Where a line contains the string "name", copy that line.

• _AVAILABLE DATA_:
** begin **
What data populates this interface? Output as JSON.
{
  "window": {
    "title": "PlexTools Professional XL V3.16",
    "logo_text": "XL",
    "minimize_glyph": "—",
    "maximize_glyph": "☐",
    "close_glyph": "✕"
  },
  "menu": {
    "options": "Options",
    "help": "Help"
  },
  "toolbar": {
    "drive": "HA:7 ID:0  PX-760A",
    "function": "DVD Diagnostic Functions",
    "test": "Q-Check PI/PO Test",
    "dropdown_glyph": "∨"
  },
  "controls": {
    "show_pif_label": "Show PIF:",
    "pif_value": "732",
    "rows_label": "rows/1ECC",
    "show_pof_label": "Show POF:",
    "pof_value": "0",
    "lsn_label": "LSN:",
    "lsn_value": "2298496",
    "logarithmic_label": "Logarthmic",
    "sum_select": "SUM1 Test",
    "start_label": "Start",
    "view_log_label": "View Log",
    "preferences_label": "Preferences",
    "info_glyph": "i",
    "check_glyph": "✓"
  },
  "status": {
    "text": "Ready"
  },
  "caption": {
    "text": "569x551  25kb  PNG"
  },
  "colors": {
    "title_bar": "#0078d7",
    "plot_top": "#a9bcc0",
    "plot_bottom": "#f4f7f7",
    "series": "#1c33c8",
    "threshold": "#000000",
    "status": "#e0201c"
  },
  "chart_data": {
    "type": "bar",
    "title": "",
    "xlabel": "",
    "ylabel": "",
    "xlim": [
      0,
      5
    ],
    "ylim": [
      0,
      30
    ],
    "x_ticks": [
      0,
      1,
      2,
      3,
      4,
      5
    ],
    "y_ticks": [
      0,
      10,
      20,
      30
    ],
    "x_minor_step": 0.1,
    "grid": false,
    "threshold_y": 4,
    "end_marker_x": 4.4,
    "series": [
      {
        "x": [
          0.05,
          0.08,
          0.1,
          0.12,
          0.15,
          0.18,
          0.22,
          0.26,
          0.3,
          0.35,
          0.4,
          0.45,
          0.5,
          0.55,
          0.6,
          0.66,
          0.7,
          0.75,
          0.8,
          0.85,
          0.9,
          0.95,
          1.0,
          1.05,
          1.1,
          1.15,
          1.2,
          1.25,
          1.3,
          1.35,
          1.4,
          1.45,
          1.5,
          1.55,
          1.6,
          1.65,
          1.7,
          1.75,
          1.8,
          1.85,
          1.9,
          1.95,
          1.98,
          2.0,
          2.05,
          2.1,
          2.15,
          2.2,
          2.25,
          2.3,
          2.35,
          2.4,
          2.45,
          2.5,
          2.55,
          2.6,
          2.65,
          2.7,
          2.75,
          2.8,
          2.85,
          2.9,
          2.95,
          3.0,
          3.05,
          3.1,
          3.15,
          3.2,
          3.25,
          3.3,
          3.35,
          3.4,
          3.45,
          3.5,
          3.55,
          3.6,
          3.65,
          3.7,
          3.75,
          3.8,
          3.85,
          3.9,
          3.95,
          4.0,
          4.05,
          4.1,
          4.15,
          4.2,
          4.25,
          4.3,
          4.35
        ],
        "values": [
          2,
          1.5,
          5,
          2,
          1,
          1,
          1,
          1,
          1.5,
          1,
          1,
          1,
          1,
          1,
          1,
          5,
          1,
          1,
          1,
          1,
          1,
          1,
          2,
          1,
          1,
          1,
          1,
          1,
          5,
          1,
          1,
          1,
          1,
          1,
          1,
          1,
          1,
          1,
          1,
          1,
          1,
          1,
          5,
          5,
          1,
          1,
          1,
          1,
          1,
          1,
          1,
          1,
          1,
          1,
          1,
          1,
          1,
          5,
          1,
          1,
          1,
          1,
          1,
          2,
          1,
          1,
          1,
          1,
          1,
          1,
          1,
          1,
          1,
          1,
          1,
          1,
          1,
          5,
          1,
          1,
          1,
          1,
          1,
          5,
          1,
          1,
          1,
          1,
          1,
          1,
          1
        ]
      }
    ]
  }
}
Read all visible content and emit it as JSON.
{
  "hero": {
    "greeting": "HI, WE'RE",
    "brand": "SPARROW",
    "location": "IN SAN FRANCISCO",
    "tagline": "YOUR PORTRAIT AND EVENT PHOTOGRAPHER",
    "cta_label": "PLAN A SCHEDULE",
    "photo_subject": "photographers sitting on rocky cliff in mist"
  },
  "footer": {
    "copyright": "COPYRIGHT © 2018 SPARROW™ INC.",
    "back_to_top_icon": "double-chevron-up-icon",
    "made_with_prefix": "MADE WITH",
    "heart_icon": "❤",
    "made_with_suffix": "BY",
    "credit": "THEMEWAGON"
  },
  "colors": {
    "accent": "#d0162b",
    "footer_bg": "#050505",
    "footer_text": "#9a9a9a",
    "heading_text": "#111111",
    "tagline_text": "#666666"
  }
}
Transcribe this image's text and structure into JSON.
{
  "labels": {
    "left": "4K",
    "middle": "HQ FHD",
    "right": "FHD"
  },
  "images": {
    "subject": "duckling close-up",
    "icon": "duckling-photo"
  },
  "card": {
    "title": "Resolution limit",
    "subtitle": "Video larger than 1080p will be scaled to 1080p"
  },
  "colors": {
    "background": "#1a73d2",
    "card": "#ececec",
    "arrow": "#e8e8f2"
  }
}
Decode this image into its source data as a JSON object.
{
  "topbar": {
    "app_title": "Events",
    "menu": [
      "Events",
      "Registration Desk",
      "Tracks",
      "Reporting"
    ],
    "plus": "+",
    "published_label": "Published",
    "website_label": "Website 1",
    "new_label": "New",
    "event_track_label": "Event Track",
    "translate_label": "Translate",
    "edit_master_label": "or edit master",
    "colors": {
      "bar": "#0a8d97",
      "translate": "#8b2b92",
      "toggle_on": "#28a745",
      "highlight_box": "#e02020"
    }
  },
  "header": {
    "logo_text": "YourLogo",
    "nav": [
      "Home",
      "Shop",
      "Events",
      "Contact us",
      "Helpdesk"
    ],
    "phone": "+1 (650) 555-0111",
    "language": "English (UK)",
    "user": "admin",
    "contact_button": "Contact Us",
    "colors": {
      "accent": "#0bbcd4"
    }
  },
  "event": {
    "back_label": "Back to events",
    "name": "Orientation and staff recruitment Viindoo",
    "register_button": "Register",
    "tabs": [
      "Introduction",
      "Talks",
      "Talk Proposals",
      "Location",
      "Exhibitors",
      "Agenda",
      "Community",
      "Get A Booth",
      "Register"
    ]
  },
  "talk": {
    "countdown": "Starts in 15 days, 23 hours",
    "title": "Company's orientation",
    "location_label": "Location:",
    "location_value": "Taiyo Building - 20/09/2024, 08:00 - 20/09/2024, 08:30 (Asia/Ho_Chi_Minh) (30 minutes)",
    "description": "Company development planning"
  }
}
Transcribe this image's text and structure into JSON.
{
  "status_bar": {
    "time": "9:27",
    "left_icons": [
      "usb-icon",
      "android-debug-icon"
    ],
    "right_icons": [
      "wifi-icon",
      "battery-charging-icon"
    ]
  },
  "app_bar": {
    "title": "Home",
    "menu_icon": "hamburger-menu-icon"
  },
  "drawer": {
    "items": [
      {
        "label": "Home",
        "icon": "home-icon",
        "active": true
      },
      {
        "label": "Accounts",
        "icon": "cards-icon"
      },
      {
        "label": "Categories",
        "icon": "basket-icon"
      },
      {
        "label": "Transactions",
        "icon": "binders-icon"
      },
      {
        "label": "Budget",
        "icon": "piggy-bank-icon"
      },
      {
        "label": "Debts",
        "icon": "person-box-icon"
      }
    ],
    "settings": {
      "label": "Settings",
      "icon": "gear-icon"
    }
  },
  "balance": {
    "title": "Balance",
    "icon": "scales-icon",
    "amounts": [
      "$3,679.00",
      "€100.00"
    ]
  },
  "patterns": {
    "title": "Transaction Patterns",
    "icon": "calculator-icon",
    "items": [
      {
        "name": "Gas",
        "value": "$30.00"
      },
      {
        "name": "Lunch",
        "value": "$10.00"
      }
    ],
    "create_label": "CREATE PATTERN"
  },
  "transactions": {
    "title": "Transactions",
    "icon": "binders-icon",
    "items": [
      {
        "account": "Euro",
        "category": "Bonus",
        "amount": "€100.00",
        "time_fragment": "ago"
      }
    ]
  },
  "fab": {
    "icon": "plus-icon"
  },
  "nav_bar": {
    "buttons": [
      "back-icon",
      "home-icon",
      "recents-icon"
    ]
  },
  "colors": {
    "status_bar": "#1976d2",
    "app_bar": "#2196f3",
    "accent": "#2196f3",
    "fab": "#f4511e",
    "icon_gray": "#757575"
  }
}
** end **
• _RESPONSE_:
    "name": "Orientation and staff recruitment Viindoo",
        "name": "Gas",
        "name": "Lunch",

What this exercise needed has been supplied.